§ Data lines:
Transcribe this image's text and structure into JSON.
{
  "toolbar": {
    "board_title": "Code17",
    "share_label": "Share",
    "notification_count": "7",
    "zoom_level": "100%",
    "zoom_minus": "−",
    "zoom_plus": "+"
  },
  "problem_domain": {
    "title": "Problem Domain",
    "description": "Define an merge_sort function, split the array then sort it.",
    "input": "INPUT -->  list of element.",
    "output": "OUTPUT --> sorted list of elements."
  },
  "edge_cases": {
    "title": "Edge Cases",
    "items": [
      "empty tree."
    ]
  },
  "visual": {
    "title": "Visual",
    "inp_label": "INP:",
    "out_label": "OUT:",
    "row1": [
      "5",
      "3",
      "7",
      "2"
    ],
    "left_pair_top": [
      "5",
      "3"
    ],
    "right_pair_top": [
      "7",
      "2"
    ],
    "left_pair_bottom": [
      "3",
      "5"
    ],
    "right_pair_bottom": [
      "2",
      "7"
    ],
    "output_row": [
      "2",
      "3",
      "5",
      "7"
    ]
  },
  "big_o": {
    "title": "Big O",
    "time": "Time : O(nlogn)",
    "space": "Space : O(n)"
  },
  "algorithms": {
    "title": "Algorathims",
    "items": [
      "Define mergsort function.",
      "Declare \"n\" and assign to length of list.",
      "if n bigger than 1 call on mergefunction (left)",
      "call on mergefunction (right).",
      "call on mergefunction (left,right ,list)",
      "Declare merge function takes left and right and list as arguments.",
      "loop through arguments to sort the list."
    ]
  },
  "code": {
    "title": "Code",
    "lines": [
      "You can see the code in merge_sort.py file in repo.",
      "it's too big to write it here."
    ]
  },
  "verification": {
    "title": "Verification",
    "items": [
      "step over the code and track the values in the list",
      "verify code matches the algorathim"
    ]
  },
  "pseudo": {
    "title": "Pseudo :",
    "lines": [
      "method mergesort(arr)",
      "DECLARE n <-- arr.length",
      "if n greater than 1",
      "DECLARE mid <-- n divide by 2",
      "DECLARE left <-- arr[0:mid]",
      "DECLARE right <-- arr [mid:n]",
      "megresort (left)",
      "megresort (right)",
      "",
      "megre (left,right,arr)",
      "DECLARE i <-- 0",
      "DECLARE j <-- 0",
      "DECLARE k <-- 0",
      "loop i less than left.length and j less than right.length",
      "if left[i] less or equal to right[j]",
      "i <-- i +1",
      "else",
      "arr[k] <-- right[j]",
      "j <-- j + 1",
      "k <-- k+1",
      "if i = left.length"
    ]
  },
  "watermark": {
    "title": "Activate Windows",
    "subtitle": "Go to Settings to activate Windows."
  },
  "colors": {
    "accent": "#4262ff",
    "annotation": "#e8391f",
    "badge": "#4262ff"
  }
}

§ Instructions for the task: From the records above, pull out each line that has "Windows".

§ Response to the task:
    "title": "Activate Windows",
    "subtitle": "Go to Settings to activate Windows."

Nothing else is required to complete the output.